* INSTRUCTION:
Return the listing word for word, as given.

* INFORMATION SHOWN:
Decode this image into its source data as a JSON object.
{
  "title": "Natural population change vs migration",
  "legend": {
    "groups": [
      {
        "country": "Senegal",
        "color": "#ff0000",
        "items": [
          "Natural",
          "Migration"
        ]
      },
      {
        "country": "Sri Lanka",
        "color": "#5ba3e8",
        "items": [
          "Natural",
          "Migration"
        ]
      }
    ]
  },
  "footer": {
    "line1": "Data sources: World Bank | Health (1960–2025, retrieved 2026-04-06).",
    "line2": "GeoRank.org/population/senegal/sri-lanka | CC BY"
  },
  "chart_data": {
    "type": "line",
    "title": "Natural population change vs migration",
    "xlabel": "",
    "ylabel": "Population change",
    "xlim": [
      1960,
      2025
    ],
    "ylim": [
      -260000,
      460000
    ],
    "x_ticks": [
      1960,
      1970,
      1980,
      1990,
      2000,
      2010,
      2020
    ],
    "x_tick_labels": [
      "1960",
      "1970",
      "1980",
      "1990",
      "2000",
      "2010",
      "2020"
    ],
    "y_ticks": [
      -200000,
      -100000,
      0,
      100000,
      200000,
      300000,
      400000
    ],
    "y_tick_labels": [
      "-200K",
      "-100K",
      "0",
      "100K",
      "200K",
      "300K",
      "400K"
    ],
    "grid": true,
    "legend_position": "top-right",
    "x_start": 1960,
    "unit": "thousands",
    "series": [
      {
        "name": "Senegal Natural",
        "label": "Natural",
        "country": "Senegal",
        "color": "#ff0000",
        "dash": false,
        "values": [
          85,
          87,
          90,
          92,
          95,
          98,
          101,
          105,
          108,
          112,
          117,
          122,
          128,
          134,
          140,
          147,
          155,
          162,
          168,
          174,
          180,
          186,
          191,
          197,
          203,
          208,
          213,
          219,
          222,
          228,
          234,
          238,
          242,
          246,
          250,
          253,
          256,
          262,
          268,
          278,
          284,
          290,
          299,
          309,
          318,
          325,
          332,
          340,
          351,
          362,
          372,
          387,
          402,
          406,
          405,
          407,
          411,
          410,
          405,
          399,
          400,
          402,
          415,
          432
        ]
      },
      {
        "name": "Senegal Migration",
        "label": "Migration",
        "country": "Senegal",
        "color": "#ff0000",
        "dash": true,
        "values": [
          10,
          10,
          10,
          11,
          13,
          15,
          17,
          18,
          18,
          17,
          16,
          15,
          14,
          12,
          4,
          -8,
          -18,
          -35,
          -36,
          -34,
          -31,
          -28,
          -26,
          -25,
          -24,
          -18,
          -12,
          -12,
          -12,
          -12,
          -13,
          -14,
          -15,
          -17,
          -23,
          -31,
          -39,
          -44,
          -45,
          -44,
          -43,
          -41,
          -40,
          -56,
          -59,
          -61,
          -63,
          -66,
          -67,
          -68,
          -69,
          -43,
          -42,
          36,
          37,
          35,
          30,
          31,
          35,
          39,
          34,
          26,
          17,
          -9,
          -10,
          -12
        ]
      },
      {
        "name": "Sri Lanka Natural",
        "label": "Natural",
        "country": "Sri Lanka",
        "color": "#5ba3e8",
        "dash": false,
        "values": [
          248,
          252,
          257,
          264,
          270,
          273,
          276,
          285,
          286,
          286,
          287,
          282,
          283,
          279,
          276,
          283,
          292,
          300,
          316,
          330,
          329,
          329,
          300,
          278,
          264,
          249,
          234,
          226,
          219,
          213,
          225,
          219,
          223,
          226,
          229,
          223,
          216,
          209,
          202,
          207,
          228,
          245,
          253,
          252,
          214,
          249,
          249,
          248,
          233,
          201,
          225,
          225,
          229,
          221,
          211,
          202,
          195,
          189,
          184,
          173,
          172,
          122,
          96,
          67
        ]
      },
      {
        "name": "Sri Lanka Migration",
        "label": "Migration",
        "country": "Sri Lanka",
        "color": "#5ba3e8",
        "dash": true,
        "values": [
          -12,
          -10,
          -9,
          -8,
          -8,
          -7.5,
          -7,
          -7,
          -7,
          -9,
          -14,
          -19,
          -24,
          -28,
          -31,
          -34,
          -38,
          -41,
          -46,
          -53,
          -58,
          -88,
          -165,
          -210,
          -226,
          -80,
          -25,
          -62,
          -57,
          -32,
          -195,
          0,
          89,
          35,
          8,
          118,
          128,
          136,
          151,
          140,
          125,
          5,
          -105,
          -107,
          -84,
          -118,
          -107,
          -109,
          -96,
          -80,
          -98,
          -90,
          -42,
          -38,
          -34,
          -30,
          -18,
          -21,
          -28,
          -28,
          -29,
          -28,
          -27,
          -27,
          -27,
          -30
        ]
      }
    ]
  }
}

* RESPONSE TO THE EXERCISE:
Decode this image into its source data as a JSON object.
{
  "title": "Natural population change vs migration",
  "legend": {
    "groups": [
      {
        "country": "Senegal",
        "color": "#ff0000",
        "items": [
          "Natural",
          "Migration"
        ]
      },
      {
        "country": "Sri Lanka",
        "color": "#5ba3e8",
        "items": [
          "Natural",
          "Migration"
        ]
      }
    ]
  },
  "footer": {
    "line1": "Data sources: World Bank | Health (1960–2025, retrieved 2026-04-06).",
    "line2": "GeoRank.org/population/senegal/sri-lanka | CC BY"
  },
  "chart_data": {
    "type": "line",
    "title": "Natural population change vs migration",
    "xlabel": "",
    "ylabel": "Population change",
    "xlim": [
      1960,
      2025
    ],
    "ylim": [
      -260000,
      460000
    ],
    "x_ticks": [
      1960,
      1970,
      1980,
      1990,
      2000,
      2010,
      2020
    ],
    "x_tick_labels": [
      "1960",
      "1970",
      "1980",
      "1990",
      "2000",
      "2010",
      "2020"
    ],
    "y_ticks": [
      -200000,
      -100000,
      0,
      100000,
      200000,
      300000,
      400000
    ],
    "y_tick_labels": [
      "-200K",
      "-100K",
      "0",
      "100K",
      "200K",
      "300K",
      "400K"
    ],
    "grid": true,
    "legend_position": "top-right",
    "x_start": 1960,
    "unit": "thousands",
    "series": [
      {
        "name": "Senegal Natural",
        "label": "Natural",
        "country": "Senegal",
        "color": "#ff0000",
        "dash": false,
        "values": [
          85,
          87,
          90,
          92,
          95,
          98,
          101,
          105,
          108,
          112,
          117,
          122,
          128,
          134,
          140,
          147,
          155,
          162,
          168,
          174,
          180,
          186,
          191,
          197,
          203,
          208,
          213,
          219,
          222,
          228,
          234,
          238,
          242,
          246,
          250,
          253,
          256,
          262,
          268,
          278,
          284,
          290,
          299,
          309,
          318,
          325,
          332,
          340,
          351,
          362,
          372,
          387,
          402,
          406,
          405,
          407,
          411,
          410,
          405,
          399,
          400,
          402,
          415,
          432
        ]
      },
      {
        "name": "Senegal Migration",
        "label": "Migration",
        "country": "Senegal",
        "color": "#ff0000",
        "dash": true,
        "values": [
          10,
          10,
          10,
          11,
          13,
          15,
          17,
          18,
          18,
          17,
          16,
          15,
          14,
          12,
          4,
          -8,
          -18,
          -35,
          -36,
          -34,
          -31,
          -28,
          -26,
          -25,
          -24,
          -18,
          -12,
          -12,
          -12,
          -12,
          -13,
          -14,
          -15,
          -17,
          -23,
          -31,
          -39,
          -44,
          -45,
          -44,
          -43,
          -41,
          -40,
          -56,
          -59,
          -61,
          -63,
          -66,
          -67,
          -68,
          -69,
          -43,
          -42,
          36,
          37,
          35,
          30,
          31,
          35,
          39,
          34,
          26,
          17,
          -9,
          -10,
          -12
        ]
      },
      {
        "name": "Sri Lanka Natural",
        "label": "Natural",
        "country": "Sri Lanka",
        "color": "#5ba3e8",
        "dash": false,
        "values": [
          248,
          252,
          257,
          264,
          270,
          273,
          276,
          285,
          286,
          286,
          287,
          282,
          283,
          279,
          276,
          283,
          292,
          300,
          316,
          330,
          329,
          329,
          300,
          278,
          264,
          249,
          234,
          226,
          219,
          213,
          225,
          219,
          223,
          226,
          229,
          223,
          216,
          209,
          202,
          207,
          228,
          245,
          253,
          252,
          214,
          249,
          249,
          248,
          233,
          201,
          225,
          225,
          229,
          221,
          211,
          202,
          195,
          189,
          184,
          173,
          172,
          122,
          96,
          67
        ]
      },
      {
        "name": "Sri Lanka Migration",
        "label": "Migration",
        "country": "Sri Lanka",
        "color": "#5ba3e8",
        "dash": true,
        "values": [
          -12,
          -10,
          -9,
          -8,
          -8,
          -7.5,
          -7,
          -7,
          -7,
          -9,
          -14,
          -19,
          -24,
          -28,
          -31,
          -34,
          -38,
          -41,
          -46,
          -53,
          -58,
          -88,
          -165,
          -210,
          -226,
          -80,
          -25,
          -62,
          -57,
          -32,
          -195,
          0,
          89,
          35,
          8,
          118,
          128,
          136,
          151,
          140,
          125,
          5,
          -105,
          -107,
          -84,
          -118,
          -107,
          -109,
          -96,
          -80,
          -98,
          -90,
          -42,
          -38,
          -34,
          -30,
          -18,
          -21,
          -28,
          -28,
          -29,
          -28,
          -27,
          -27,
          -27,
          -30
        ]
      }
    ]
  }
}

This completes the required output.